■ **Task**
The records below should be written out again, exactly.

--------------------

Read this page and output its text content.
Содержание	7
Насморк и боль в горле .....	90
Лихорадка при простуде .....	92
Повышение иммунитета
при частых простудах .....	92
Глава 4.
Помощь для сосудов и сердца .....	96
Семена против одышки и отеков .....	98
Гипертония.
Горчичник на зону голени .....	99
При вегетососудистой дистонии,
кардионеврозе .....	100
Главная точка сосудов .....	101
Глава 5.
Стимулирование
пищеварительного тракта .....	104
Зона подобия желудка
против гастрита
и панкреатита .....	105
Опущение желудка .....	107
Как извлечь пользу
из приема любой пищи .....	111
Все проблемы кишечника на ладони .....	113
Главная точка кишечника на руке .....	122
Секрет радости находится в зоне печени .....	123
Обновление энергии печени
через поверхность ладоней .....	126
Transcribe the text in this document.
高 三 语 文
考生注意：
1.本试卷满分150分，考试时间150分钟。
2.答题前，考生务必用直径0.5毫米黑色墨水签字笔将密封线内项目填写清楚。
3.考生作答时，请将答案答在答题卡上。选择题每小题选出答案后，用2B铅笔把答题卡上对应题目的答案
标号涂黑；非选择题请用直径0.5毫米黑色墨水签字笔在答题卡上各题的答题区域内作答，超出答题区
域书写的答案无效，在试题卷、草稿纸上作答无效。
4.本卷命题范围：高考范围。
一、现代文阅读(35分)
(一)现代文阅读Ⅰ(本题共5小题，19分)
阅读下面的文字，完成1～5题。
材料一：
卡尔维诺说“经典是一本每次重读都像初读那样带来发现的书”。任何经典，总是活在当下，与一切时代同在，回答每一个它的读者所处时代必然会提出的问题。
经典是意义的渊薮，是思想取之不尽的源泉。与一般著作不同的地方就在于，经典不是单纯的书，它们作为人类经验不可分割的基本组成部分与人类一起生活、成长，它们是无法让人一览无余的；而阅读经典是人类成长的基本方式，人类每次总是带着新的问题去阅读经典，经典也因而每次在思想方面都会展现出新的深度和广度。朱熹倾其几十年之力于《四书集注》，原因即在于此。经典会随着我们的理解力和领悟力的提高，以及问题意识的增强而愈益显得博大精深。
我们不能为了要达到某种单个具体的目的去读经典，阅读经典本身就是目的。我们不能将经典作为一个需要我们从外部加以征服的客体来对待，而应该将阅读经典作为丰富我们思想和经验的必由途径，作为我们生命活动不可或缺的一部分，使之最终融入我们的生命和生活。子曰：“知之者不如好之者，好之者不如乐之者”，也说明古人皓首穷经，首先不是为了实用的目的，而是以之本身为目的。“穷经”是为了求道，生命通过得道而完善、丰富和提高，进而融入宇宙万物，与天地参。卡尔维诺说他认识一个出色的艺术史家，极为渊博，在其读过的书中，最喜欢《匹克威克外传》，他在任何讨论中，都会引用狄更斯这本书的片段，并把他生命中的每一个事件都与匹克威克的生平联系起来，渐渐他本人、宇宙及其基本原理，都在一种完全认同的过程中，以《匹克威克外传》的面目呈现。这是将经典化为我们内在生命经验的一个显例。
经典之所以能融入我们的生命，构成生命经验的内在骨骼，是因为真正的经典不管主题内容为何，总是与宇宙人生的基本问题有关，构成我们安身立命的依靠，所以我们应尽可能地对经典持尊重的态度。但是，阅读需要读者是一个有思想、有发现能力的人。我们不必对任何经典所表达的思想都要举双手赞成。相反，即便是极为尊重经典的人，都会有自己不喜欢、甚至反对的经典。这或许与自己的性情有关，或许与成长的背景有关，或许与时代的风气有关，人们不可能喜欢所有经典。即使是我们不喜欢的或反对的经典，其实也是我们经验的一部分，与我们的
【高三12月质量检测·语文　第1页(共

--------------------

■ **Answer to this task**
Read this page and output its text content.
Содержание	7
Насморк и боль в горле .....	90
Лихорадка при простуде .....	92
Повышение иммунитета
при частых простудах .....	92
Глава 4.
Помощь для сосудов и сердца .....	96
Семена против одышки и отеков .....	98
Гипертония.
Горчичник на зону голени .....	99
При вегетососудистой дистонии,
кардионеврозе .....	100
Главная точка сосудов .....	101
Глава 5.
Стимулирование
пищеварительного тракта .....	104
Зона подобия желудка
против гастрита
и панкреатита .....	105
Опущение желудка .....	107
Как извлечь пользу
из приема любой пищи .....	111
Все проблемы кишечника на ладони .....	113
Главная точка кишечника на руке .....	122
Секрет радости находится в зоне печени .....	123
Обновление энергии печени
через поверхность ладоней .....	126
Transcribe the text in this document.
高 三 语 文
考生注意：
1.本试卷满分150分，考试时间150分钟。
2.答题前，考生务必用直径0.5毫米黑色墨水签字笔将密封线内项目填写清楚。
3.考生作答时，请将答案答在答题卡上。选择题每小题选出答案后，用2B铅笔把答题卡上对应题目的答案
标号涂黑；非选择题请用直径0.5毫米黑色墨水签字笔在答题卡上各题的答题区域内作答，超出答题区
域书写的答案无效，在试题卷、草稿纸上作答无效。
4.本卷命题范围：高考范围。
一、现代文阅读(35分)
(一)现代文阅读Ⅰ(本题共5小题，19分)
阅读下面的文字，完成1～5题。
材料一：
卡尔维诺说“经典是一本每次重读都像初读那样带来发现的书”。任何经典，总是活在当下，与一切时代同在，回答每一个它的读者所处时代必然会提出的问题。
经典是意义的渊薮，是思想取之不尽的源泉。与一般著作不同的地方就在于，经典不是单纯的书，它们作为人类经验不可分割的基本组成部分与人类一起生活、成长，它们是无法让人一览无余的；而阅读经典是人类成长的基本方式，人类每次总是带着新的问题去阅读经典，经典也因而每次在思想方面都会展现出新的深度和广度。朱熹倾其几十年之力于《四书集注》，原因即在于此。经典会随着我们的理解力和领悟力的提高，以及问题意识的增强而愈益显得博大精深。
我们不能为了要达到某种单个具体的目的去读经典，阅读经典本身就是目的。我们不能将经典作为一个需要我们从外部加以征服的客体来对待，而应该将阅读经典作为丰富我们思想和经验的必由途径，作为我们生命活动不可或缺的一部分，使之最终融入我们的生命和生活。子曰：“知之者不如好之者，好之者不如乐之者”，也说明古人皓首穷经，首先不是为了实用的目的，而是以之本身为目的。“穷经”是为了求道，生命通过得道而完善、丰富和提高，进而融入宇宙万物，与天地参。卡尔维诺说他认识一个出色的艺术史家，极为渊博，在其读过的书中，最喜欢《匹克威克外传》，他在任何讨论中，都会引用狄更斯这本书的片段，并把他生命中的每一个事件都与匹克威克的生平联系起来，渐渐他本人、宇宙及其基本原理，都在一种完全认同的过程中，以《匹克威克外传》的面目呈现。这是将经典化为我们内在生命经验的一个显例。
经典之所以能融入我们的生命，构成生命经验的内在骨骼，是因为真正的经典不管主题内容为何，总是与宇宙人生的基本问题有关，构成我们安身立命的依靠，所以我们应尽可能地对经典持尊重的态度。但是，阅读需要读者是一个有思想、有发现能力的人。我们不必对任何经典所表达的思想都要举双手赞成。相反，即便是极为尊重经典的人，都会有自己不喜欢、甚至反对的经典。这或许与自己的性情有关，或许与成长的背景有关，或许与时代的风气有关，人们不可能喜欢所有经典。即使是我们不喜欢的或反对的经典，其实也是我们经验的一部分，与我们的
【高三12月质量检测·语文　第1页(共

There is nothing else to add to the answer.